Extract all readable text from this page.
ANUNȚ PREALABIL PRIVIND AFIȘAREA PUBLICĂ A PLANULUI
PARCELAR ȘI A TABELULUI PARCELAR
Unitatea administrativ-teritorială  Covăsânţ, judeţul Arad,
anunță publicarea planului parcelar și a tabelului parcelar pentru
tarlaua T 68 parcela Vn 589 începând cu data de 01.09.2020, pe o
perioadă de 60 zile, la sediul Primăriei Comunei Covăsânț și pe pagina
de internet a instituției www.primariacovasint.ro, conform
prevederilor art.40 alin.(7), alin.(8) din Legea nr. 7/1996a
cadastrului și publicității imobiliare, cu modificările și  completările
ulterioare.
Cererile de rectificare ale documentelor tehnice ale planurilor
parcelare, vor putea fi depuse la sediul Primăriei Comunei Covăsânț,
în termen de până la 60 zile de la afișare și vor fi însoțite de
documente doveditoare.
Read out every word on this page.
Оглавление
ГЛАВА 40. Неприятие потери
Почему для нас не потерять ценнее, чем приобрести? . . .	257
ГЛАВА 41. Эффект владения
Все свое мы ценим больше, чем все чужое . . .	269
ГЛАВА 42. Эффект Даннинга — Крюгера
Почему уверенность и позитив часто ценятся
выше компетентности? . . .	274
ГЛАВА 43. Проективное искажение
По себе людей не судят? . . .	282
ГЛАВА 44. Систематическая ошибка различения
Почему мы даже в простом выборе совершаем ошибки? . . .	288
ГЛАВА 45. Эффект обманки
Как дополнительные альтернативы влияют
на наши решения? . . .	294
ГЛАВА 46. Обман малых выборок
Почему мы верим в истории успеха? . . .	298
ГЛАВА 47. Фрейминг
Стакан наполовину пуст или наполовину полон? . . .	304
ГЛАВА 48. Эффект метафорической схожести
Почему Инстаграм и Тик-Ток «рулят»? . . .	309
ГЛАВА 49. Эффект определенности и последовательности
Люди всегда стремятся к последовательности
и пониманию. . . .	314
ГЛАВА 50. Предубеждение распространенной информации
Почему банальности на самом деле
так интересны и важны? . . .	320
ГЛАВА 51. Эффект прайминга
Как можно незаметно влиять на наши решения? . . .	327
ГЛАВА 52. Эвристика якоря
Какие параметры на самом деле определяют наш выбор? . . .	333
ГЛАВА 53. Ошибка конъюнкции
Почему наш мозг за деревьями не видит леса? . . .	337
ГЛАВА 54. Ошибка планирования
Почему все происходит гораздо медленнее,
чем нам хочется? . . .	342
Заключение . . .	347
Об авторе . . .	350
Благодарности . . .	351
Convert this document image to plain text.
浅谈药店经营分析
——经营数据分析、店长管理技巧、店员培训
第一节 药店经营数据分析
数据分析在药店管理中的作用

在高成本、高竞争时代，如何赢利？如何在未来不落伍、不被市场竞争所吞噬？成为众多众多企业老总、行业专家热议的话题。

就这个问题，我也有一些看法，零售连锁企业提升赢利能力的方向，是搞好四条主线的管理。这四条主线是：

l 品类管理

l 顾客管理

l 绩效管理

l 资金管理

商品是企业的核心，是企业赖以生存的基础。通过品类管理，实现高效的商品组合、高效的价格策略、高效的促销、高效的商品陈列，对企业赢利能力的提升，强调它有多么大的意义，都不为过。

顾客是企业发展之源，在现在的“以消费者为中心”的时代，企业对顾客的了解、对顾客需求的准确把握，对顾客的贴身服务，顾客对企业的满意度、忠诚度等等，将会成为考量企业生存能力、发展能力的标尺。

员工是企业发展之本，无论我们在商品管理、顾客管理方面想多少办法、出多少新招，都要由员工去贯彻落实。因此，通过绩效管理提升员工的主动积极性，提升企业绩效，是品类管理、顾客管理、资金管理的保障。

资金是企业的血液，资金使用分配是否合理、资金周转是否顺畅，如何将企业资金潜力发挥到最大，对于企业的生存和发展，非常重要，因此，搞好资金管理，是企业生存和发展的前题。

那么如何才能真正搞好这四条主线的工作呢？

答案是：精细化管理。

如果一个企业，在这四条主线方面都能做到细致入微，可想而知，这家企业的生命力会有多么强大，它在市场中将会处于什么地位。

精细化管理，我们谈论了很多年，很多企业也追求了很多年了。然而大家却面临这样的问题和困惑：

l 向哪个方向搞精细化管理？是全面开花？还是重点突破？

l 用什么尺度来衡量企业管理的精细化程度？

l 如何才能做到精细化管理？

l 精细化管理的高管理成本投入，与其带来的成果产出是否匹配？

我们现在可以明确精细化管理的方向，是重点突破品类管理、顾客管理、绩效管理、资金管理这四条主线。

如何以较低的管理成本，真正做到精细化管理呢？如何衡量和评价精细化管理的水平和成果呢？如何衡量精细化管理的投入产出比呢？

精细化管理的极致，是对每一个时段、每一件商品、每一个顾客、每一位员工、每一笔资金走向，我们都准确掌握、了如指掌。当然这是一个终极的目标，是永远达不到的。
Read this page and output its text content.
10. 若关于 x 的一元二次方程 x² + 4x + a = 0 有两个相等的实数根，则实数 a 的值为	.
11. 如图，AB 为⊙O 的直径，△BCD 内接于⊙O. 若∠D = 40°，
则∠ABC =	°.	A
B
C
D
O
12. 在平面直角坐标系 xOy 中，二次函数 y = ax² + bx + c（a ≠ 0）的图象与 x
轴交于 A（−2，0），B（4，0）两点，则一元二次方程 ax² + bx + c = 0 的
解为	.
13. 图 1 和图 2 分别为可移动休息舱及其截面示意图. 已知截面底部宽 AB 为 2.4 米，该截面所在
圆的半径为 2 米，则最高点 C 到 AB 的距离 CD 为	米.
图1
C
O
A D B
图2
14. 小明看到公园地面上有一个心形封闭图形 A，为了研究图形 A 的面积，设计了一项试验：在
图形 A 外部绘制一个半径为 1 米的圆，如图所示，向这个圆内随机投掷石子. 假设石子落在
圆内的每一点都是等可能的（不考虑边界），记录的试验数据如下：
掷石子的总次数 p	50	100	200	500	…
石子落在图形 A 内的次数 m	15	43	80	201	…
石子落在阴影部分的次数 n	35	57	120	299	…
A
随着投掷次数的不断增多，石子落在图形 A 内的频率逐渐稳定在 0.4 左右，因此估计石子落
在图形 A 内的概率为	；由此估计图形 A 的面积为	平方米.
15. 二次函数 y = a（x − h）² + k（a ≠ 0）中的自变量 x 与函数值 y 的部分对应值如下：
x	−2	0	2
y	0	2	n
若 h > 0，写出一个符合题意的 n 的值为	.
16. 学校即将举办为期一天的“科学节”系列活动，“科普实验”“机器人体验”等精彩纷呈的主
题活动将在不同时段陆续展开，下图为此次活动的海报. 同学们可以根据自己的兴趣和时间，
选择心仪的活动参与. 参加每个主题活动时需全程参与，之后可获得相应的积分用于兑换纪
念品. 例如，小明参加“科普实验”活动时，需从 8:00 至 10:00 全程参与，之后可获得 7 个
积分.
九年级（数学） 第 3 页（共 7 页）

CHALLENGE: Search the data for the string "наши" and copy each line where it appears.

PROBLEM SOLUTION:
на наши решения? . . .	294
Как можно незаметно влиять на наши решения? . . .	327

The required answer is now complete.